### Materials provided
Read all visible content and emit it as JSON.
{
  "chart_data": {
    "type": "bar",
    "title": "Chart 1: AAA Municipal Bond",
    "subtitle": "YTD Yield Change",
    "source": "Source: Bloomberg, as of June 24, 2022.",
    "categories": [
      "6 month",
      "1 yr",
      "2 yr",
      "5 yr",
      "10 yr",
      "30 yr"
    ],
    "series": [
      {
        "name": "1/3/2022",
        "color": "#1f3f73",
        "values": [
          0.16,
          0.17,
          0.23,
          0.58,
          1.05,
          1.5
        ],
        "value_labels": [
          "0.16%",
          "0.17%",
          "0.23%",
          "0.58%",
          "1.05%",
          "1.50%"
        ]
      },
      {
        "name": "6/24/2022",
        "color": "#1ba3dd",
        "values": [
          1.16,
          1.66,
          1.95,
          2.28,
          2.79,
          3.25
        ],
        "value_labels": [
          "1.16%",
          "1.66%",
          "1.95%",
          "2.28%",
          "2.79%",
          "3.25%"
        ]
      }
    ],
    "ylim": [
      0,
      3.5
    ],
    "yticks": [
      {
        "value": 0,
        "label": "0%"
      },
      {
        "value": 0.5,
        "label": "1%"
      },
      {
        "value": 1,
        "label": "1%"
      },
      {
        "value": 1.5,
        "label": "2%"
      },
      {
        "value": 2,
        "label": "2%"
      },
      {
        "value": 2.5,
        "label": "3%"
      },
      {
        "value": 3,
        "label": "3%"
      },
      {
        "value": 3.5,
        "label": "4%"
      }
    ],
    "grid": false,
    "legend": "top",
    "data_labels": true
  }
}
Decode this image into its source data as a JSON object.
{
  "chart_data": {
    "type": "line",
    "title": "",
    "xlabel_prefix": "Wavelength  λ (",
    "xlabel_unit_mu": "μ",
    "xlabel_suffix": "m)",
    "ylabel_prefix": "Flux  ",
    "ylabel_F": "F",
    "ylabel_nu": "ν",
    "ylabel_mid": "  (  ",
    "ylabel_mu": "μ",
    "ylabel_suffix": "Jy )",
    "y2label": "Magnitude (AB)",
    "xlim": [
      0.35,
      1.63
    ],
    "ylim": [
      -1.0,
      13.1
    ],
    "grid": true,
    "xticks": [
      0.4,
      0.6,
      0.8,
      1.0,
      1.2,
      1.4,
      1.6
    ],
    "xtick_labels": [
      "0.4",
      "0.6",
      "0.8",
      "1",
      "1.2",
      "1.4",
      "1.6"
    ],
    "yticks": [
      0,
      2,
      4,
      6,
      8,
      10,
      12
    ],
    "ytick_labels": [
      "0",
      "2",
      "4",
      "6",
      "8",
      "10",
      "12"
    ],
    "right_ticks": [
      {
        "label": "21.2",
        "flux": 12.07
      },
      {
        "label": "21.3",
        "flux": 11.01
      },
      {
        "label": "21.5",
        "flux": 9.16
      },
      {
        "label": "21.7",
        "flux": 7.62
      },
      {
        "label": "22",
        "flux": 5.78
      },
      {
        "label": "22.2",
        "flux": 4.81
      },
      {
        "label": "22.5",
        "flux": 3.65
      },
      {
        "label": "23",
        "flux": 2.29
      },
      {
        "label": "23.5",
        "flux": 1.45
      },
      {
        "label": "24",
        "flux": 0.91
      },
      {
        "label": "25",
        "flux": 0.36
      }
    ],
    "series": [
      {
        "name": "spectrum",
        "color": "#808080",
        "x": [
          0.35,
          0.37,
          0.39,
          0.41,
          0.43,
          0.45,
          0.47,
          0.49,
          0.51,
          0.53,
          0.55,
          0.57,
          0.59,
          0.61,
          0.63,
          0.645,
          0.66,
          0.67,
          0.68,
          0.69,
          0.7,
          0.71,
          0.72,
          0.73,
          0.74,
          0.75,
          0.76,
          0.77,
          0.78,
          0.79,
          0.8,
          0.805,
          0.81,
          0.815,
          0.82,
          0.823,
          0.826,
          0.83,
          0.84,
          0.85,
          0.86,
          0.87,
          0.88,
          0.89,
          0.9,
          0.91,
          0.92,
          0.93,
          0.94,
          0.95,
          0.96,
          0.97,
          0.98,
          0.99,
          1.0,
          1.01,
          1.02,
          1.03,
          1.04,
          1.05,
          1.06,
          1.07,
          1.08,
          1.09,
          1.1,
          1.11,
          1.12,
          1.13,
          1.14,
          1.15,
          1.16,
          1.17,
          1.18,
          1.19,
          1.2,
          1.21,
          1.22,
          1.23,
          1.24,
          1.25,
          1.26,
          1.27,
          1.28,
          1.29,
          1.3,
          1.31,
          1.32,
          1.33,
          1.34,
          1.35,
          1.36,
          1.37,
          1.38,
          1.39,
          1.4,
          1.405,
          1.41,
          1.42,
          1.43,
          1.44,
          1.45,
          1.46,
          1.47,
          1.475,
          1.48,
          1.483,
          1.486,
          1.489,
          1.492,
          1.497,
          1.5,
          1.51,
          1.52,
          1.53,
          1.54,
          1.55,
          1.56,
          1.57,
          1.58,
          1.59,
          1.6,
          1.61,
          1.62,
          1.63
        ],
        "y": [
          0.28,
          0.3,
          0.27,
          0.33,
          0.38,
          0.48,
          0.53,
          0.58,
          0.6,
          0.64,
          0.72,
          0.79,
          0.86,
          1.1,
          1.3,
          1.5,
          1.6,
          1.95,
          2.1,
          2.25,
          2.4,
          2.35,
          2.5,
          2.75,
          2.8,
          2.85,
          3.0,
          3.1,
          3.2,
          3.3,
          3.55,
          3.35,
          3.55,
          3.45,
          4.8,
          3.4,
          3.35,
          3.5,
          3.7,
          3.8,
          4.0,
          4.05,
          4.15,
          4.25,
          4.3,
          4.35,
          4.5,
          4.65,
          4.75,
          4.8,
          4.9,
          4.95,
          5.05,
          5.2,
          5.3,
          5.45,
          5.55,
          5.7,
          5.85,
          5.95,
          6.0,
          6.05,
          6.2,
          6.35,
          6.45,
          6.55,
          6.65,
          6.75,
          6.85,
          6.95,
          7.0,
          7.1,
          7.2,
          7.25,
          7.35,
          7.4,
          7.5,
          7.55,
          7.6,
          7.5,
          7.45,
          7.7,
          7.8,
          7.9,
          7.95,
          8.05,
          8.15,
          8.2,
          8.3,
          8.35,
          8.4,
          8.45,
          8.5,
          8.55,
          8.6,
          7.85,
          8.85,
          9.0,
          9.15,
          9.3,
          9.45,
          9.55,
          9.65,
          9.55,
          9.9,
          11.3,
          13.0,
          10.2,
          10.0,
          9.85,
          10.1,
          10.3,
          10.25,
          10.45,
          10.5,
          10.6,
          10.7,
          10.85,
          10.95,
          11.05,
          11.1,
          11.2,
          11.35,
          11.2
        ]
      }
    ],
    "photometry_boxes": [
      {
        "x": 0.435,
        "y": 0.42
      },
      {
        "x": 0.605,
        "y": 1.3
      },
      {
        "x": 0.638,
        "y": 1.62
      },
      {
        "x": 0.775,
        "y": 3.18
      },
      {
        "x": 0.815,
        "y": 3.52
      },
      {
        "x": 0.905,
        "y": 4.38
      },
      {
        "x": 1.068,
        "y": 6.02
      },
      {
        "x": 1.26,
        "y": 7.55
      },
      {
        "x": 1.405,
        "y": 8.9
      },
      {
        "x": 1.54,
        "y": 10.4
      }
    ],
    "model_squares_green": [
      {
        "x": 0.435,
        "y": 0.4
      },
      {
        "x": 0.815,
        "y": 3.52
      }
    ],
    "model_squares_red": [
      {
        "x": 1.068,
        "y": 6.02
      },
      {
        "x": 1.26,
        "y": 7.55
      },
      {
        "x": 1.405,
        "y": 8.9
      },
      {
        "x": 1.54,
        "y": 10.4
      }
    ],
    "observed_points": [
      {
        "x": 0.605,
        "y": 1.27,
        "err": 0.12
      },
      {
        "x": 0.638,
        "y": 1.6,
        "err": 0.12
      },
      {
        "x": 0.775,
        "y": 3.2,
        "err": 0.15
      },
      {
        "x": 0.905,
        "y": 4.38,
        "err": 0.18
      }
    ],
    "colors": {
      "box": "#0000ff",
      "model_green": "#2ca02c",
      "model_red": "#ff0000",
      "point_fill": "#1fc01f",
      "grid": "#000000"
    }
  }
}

### Brief
Every line in the data that holds "source" should be copied out.

### Complete answer
    "source": "Source: Bloomberg, as of June 24, 2022.",
Decode this image into its source data as a JSON object.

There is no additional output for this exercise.